(Data records)
····················

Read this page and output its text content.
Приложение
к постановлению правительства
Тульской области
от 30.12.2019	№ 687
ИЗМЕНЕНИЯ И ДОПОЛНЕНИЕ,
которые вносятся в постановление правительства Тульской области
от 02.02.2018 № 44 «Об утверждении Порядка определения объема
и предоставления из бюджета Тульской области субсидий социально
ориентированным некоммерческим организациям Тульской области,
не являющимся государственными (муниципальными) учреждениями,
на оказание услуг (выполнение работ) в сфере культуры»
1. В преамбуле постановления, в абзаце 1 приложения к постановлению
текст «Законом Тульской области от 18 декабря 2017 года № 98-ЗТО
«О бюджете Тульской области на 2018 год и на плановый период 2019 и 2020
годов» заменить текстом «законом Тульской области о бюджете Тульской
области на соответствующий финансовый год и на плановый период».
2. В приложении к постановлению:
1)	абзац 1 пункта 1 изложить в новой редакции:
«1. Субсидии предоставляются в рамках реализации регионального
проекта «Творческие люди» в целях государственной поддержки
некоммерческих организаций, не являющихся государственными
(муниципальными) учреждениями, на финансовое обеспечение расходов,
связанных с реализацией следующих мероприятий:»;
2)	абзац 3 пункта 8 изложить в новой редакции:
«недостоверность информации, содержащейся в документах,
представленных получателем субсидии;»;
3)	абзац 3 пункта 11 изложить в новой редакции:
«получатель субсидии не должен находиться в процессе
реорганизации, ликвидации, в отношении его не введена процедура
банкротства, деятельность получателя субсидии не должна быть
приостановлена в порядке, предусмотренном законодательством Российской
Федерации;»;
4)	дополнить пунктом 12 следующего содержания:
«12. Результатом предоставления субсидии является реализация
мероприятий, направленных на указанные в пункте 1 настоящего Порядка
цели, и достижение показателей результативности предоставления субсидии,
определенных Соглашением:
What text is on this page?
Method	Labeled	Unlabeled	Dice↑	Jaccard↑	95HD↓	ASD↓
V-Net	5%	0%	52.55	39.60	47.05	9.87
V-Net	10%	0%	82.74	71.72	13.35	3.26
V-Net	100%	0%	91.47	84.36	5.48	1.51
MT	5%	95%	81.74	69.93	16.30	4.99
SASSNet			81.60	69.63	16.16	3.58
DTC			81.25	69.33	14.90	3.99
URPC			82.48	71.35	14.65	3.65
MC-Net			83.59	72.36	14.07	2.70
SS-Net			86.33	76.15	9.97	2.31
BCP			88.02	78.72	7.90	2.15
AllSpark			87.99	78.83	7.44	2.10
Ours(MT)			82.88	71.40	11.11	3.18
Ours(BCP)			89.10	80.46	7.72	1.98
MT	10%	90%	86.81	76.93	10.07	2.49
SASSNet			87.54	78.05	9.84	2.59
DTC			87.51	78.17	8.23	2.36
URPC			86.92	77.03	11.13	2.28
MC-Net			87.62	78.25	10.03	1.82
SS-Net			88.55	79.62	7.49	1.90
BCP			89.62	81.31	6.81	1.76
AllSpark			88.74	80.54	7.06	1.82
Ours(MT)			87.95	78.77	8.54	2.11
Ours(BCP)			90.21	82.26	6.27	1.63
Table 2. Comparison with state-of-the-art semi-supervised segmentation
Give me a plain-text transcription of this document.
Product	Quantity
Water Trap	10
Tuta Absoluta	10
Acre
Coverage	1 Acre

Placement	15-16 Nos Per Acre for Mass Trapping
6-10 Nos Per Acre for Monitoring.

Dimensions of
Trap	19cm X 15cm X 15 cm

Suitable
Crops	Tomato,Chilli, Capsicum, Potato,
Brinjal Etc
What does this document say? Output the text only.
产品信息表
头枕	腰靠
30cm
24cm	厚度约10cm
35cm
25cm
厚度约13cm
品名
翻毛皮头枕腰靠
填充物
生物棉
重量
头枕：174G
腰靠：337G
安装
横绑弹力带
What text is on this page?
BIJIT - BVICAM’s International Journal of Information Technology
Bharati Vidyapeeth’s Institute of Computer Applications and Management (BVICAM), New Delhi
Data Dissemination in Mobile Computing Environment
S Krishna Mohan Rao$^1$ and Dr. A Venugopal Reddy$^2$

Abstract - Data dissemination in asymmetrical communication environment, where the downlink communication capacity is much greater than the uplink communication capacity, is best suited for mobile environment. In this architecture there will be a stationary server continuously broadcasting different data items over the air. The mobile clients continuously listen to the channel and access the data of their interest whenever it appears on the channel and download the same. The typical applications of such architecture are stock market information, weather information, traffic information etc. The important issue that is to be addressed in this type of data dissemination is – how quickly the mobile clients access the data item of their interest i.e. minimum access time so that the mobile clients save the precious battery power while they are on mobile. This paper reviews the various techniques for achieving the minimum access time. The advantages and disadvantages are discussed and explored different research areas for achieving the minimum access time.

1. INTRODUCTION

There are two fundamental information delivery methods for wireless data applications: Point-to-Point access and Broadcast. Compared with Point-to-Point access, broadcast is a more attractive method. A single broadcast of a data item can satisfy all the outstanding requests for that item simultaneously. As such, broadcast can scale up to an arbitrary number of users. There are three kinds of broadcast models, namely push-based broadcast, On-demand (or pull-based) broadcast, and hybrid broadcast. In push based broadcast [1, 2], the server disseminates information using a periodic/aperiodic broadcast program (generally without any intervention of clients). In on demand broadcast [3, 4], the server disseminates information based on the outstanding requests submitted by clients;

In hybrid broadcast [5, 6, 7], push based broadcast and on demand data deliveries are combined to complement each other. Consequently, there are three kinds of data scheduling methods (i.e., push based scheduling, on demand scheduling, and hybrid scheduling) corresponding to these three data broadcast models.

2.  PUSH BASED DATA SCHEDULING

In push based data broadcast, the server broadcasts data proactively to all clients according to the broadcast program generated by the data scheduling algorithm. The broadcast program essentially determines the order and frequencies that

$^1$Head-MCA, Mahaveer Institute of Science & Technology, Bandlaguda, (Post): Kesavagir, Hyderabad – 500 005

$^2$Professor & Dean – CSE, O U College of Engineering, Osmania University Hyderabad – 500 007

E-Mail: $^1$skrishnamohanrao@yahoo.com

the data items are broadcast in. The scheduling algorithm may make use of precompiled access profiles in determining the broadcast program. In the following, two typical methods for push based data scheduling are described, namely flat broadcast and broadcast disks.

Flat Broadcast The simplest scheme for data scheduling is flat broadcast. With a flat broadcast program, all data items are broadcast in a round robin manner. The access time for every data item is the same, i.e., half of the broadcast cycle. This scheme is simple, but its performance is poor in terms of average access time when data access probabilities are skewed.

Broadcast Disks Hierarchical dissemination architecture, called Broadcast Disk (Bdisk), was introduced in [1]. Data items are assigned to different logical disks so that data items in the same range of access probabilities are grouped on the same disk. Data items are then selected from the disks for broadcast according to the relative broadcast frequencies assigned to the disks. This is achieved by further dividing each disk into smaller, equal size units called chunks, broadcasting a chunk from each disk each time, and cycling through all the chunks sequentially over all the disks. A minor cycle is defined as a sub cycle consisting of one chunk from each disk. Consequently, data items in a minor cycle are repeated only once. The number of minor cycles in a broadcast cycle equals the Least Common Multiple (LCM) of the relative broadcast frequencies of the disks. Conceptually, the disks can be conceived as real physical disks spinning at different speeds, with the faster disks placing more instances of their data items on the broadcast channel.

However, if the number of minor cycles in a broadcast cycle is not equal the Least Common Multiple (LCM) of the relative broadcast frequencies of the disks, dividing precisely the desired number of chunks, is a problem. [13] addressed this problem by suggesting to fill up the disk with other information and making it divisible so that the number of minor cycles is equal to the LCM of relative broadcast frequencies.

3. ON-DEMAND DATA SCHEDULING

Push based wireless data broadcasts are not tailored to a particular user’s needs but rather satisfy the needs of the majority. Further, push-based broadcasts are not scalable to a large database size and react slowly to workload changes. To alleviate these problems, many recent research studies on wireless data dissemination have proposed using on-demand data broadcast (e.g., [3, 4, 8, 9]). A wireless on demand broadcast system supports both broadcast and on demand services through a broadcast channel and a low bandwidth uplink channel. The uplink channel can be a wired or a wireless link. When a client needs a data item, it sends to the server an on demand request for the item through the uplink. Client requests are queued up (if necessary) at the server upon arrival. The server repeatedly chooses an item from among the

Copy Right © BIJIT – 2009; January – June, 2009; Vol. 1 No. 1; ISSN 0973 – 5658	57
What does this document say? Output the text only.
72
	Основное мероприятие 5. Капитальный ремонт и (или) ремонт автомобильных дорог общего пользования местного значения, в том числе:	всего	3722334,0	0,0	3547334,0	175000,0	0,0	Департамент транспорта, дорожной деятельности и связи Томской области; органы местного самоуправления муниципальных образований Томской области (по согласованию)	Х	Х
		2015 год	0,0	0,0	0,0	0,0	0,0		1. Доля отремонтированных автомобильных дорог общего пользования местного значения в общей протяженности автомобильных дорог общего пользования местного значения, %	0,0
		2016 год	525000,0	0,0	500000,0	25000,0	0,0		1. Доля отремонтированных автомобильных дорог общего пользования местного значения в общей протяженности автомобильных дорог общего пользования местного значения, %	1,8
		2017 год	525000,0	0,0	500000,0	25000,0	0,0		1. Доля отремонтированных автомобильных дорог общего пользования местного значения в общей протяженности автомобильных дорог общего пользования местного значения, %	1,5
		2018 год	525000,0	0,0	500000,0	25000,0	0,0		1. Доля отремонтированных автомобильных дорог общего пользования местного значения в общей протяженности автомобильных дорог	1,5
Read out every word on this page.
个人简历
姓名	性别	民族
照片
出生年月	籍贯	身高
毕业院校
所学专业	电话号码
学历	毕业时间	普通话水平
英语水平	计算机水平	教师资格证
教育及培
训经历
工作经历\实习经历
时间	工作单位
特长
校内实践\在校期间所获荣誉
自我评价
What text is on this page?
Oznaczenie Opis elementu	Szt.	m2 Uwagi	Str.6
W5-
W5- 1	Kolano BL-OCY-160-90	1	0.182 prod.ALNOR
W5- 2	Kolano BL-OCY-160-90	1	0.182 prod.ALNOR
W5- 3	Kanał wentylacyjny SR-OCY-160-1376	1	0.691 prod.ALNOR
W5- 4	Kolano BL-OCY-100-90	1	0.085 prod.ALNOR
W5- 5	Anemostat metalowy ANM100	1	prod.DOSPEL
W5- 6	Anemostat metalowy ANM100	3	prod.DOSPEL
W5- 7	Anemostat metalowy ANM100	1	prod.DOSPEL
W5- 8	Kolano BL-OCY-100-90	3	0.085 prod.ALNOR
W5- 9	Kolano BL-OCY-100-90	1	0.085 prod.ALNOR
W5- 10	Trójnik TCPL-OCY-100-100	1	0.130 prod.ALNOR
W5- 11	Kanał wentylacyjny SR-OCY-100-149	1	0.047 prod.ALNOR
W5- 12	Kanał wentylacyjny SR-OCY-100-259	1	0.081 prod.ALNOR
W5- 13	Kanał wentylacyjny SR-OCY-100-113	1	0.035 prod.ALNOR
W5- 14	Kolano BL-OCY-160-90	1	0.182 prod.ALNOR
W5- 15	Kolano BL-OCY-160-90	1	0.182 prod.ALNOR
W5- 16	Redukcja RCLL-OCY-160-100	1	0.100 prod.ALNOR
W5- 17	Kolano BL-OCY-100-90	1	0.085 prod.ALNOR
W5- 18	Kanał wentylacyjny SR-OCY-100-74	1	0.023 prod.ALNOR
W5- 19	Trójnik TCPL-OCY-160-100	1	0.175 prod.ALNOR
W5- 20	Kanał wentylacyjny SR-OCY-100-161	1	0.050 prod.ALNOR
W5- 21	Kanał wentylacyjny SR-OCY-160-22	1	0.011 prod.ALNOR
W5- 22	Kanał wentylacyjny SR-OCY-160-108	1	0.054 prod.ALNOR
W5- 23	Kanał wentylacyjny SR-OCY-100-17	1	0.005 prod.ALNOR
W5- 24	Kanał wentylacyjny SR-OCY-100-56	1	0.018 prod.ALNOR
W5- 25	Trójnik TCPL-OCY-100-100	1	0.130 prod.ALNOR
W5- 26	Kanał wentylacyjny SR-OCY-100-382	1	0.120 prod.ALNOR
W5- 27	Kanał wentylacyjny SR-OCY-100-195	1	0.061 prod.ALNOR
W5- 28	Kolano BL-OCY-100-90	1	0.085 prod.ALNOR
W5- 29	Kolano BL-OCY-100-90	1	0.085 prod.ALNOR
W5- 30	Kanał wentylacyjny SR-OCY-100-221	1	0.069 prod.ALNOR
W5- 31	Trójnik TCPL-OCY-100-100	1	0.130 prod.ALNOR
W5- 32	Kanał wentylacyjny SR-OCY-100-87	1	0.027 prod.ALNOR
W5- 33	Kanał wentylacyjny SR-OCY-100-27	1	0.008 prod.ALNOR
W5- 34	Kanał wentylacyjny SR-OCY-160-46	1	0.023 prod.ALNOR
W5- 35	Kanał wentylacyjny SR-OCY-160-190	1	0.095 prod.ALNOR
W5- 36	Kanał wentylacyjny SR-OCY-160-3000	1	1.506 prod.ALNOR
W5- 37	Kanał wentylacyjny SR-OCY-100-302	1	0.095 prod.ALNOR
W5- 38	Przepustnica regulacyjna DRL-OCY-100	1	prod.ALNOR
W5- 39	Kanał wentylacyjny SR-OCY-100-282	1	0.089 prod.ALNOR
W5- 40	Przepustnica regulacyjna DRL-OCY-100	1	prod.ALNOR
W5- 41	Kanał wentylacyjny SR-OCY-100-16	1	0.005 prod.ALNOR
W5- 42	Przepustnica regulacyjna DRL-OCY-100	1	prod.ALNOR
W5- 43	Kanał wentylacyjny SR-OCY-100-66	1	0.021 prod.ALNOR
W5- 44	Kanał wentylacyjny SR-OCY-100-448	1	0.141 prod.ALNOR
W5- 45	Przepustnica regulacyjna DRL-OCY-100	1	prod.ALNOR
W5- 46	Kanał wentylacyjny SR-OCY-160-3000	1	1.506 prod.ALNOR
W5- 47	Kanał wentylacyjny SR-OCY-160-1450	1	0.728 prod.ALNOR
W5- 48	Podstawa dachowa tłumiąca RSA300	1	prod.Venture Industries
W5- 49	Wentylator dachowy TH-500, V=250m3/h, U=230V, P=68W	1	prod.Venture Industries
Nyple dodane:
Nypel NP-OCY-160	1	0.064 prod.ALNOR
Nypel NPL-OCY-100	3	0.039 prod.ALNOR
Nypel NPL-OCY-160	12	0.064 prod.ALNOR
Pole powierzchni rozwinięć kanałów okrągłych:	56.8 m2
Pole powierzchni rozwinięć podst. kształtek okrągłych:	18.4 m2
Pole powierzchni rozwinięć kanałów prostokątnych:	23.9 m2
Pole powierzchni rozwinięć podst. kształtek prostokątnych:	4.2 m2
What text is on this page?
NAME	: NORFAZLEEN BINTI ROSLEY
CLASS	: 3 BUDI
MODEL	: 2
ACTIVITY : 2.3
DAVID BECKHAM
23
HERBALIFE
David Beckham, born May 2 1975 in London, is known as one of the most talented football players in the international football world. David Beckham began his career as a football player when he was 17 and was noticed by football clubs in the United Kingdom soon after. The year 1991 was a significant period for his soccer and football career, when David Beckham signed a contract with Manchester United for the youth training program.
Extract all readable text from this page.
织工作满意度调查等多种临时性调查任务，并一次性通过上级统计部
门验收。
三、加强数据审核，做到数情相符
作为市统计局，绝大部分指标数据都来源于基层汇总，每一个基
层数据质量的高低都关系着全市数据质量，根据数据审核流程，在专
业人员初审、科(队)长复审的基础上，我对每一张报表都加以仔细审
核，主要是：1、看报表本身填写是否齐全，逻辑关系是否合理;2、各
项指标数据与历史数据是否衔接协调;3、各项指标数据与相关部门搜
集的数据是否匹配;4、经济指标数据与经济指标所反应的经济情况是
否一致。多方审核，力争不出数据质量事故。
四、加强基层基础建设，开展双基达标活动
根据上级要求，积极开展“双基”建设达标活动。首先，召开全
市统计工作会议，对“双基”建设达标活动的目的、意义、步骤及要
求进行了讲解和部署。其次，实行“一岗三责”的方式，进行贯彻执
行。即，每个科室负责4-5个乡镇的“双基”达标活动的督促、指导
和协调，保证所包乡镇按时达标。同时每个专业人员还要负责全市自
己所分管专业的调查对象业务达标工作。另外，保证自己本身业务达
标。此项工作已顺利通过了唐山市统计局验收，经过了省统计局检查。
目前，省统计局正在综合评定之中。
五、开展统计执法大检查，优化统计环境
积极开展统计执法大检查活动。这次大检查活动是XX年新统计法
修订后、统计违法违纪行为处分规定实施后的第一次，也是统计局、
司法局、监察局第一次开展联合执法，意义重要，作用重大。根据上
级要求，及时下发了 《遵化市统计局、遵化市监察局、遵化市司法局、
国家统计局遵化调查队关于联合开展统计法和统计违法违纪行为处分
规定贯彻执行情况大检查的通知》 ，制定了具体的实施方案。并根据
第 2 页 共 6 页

····················

Each line holding "предоставления" must be found and copied.

и предоставления из бюджета Тульской области субсидий социально
«12. Результатом предоставления субсидии является реализация
цели, и достижение показателей результативности предоставления субсидии,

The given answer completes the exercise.